START

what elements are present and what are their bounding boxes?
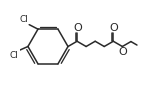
Text: Cl: Cl	[20, 15, 29, 24]
Text: Cl: Cl	[10, 51, 19, 60]
Text: O: O	[109, 23, 118, 33]
Text: O: O	[118, 47, 127, 57]
Text: O: O	[73, 23, 82, 33]
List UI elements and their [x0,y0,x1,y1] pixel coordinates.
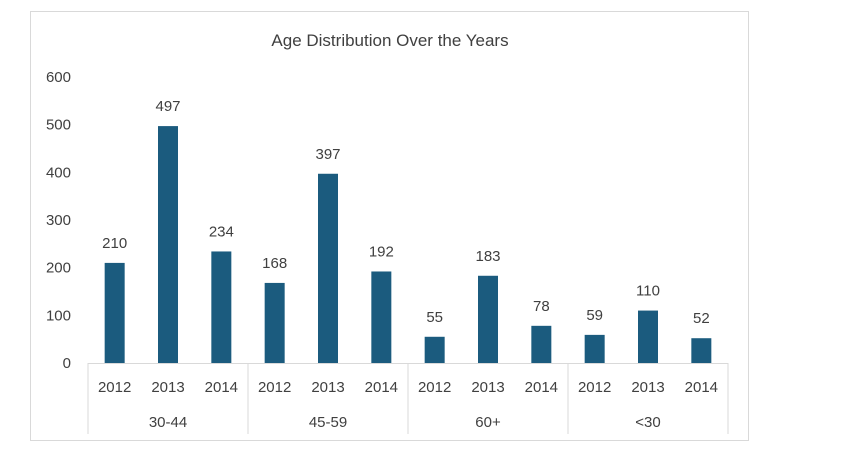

END

Exercise goal: Reproduce the records above word for word, leaving out the pictures.

Solution to the problem:
what elements are present and what are their bounding boxes?
Text: Cl: Cl	[20, 15, 29, 24]
Text: Cl: Cl	[10, 51, 19, 60]
Text: O: O	[109, 23, 118, 33]
Text: O: O	[118, 47, 127, 57]
Text: O: O	[73, 23, 82, 33]
List UI elements and their [x0,y0,x1,y1] pixel coordinates.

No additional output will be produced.